Gather all lines containing the string "ascending" and copy them out.

-- Data for this exercise start --

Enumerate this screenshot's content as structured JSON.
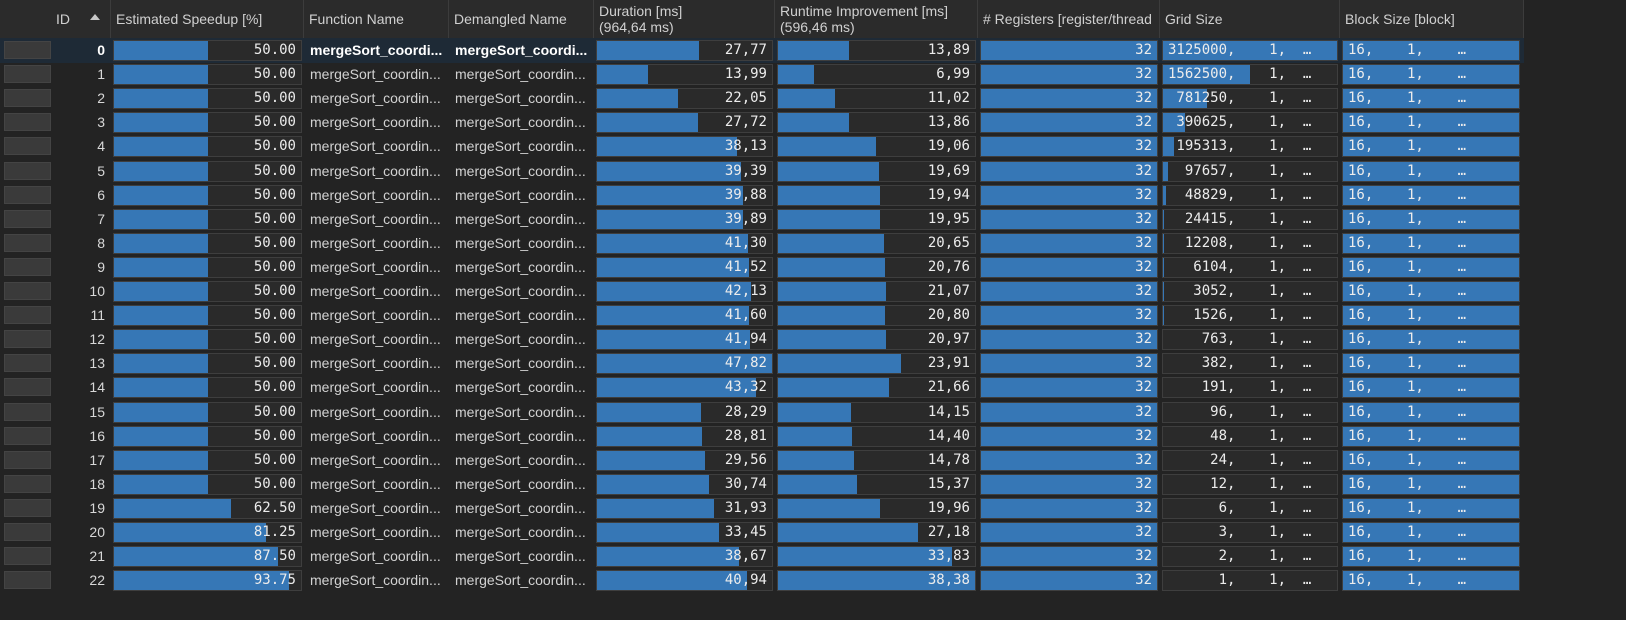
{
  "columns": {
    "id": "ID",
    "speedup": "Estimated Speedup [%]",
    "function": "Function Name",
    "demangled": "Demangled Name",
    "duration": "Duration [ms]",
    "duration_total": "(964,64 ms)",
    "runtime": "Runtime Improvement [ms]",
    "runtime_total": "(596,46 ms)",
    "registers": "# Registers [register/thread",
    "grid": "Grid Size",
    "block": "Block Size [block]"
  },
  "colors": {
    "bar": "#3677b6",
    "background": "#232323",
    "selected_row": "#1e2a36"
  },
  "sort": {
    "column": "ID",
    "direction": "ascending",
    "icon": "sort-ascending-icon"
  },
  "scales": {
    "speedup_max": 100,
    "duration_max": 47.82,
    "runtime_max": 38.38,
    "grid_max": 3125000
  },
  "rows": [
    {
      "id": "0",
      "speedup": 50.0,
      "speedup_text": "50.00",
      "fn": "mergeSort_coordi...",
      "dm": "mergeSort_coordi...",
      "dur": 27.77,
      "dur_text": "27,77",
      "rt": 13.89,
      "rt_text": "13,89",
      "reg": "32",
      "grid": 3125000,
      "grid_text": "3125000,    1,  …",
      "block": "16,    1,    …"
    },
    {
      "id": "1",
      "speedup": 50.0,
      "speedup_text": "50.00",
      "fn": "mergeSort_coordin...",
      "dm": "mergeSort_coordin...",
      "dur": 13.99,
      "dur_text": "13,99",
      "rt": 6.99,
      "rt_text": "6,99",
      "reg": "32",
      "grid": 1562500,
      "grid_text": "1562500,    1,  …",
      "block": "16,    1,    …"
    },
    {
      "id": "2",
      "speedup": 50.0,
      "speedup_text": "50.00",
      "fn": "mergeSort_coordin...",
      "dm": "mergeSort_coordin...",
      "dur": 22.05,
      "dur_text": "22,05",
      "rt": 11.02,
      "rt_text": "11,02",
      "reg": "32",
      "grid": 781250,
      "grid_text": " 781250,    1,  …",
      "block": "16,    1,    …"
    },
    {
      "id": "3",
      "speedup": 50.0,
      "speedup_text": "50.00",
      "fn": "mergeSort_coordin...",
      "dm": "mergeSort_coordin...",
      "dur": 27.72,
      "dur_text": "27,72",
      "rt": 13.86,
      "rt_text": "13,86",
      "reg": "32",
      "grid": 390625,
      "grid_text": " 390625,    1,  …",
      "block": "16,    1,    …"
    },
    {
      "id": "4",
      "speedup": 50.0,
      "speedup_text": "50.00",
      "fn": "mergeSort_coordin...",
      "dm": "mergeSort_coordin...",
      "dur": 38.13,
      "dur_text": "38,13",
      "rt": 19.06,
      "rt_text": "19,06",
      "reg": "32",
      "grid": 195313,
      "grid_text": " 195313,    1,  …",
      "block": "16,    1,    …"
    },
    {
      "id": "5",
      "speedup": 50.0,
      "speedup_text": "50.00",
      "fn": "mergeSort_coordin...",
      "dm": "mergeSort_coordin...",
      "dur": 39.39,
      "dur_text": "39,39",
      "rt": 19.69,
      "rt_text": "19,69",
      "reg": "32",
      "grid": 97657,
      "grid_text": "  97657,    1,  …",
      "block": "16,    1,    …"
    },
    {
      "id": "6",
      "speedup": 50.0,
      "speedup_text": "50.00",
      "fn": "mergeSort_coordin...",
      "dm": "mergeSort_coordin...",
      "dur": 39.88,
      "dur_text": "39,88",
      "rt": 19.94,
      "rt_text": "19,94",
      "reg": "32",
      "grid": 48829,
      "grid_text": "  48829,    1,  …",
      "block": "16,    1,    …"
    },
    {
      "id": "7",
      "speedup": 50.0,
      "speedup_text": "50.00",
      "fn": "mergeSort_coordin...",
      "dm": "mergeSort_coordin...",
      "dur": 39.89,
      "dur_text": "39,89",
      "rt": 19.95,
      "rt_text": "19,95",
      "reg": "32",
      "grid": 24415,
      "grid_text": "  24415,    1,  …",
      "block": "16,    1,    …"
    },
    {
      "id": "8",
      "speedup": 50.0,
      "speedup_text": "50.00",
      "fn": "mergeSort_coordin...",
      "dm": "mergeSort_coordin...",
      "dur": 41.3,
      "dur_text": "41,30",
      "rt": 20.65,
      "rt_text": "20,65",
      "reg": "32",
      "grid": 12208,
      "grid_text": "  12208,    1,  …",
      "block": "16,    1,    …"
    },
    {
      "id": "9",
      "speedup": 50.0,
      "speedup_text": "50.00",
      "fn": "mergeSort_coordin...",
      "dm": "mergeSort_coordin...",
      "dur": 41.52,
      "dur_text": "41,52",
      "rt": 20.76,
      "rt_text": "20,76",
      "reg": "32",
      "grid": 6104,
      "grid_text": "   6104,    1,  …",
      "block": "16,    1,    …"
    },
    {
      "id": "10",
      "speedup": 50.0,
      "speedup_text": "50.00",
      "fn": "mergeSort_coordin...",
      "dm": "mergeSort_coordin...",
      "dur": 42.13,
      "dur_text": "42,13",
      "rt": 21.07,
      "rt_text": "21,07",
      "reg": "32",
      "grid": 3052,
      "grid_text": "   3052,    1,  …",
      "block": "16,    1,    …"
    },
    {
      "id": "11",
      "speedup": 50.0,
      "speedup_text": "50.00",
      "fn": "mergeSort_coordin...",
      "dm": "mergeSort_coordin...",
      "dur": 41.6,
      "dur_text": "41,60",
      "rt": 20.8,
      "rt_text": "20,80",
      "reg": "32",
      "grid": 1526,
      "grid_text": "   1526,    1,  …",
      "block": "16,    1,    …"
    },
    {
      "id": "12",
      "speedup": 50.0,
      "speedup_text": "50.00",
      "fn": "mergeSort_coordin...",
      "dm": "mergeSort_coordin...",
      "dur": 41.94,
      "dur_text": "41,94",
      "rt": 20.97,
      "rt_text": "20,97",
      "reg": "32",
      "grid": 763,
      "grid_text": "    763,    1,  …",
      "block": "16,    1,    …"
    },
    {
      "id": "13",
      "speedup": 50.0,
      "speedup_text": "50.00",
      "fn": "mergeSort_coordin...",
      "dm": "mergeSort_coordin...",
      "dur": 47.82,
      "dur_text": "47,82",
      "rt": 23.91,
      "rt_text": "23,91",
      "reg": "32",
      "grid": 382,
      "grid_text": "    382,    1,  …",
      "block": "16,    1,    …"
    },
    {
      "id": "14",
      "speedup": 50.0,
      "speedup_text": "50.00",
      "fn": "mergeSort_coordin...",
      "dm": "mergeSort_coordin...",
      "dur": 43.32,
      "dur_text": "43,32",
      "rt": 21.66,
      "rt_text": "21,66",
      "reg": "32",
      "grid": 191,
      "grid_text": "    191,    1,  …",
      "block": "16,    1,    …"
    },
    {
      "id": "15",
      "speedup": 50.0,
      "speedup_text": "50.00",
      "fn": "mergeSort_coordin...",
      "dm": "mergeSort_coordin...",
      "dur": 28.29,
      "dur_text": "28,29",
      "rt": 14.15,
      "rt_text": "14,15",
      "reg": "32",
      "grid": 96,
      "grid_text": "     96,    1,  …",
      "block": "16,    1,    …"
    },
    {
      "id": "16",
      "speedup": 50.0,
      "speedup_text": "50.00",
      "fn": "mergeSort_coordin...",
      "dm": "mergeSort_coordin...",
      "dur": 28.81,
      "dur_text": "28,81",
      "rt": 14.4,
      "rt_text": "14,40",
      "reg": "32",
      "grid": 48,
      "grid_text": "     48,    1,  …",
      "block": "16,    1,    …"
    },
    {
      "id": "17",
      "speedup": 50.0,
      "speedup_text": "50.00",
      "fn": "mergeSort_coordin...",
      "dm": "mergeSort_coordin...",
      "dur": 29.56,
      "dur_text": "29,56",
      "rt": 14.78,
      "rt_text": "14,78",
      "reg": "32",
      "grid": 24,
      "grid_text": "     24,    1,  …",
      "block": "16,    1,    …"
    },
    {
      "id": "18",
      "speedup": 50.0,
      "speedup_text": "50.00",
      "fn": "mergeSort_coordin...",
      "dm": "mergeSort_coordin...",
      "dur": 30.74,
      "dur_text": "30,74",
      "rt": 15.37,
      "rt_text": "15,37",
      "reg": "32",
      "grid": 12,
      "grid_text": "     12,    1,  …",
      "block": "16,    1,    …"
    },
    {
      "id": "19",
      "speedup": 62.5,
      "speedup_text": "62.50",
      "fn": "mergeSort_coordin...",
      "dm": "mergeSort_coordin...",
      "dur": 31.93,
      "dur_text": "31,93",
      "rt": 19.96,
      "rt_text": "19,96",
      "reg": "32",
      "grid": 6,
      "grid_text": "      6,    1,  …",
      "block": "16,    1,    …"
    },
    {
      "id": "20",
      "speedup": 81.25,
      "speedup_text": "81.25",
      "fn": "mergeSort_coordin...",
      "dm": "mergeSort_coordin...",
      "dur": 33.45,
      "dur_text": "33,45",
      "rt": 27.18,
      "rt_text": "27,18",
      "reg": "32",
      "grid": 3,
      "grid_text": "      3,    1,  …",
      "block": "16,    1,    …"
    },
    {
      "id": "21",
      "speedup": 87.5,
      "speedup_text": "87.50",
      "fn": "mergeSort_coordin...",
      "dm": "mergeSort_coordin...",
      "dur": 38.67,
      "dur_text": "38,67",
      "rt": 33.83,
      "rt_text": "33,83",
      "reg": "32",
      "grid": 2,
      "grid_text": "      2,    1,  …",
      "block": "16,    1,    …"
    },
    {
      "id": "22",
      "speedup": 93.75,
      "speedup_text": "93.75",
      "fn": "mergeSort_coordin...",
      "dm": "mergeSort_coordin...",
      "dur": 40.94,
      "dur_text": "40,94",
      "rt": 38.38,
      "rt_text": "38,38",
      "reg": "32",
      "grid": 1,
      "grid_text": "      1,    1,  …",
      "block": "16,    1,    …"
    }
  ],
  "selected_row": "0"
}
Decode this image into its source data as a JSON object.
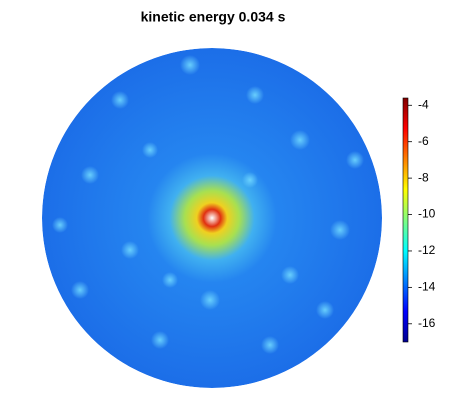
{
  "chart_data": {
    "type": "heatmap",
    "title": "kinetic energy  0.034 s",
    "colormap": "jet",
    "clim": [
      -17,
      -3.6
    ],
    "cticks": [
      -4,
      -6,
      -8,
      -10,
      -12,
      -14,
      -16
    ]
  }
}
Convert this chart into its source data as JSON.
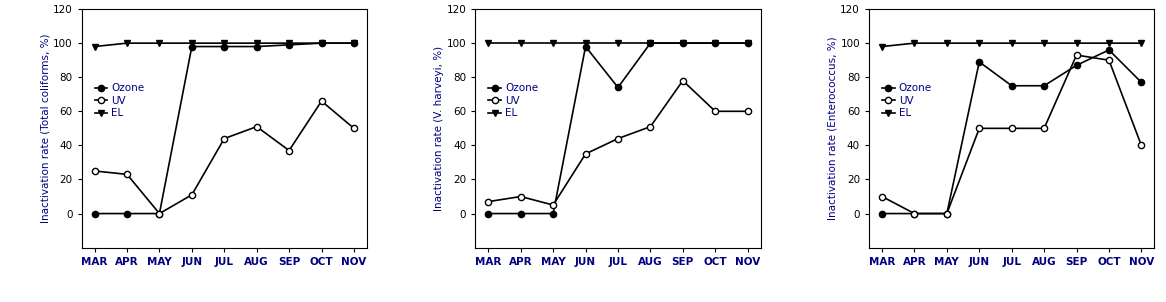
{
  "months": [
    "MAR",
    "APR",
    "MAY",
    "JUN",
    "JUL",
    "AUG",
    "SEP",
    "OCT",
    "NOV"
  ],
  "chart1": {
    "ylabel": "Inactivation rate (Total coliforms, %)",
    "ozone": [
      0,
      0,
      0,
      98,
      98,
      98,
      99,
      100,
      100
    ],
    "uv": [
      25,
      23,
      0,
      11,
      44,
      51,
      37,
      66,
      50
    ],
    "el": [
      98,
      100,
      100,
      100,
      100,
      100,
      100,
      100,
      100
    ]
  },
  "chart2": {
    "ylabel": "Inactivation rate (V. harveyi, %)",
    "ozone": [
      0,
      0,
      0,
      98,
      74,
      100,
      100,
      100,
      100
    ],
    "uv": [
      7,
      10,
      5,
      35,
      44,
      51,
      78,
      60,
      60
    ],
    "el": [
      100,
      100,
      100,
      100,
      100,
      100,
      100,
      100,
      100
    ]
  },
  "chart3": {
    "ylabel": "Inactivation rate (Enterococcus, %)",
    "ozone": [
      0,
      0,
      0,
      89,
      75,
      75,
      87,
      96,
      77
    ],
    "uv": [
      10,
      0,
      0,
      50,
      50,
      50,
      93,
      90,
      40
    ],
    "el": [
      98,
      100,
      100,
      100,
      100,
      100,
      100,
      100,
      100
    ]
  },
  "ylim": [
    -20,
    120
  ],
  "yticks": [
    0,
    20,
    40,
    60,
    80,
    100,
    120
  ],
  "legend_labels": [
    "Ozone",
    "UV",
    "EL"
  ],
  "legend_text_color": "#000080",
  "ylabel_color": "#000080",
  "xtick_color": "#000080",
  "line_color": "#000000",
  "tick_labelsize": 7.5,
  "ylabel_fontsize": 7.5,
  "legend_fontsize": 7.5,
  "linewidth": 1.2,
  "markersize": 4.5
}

-- Data for this exercise end --

Problem solution —
    "direction": "ascending",
    "icon": "sort-ascending-icon"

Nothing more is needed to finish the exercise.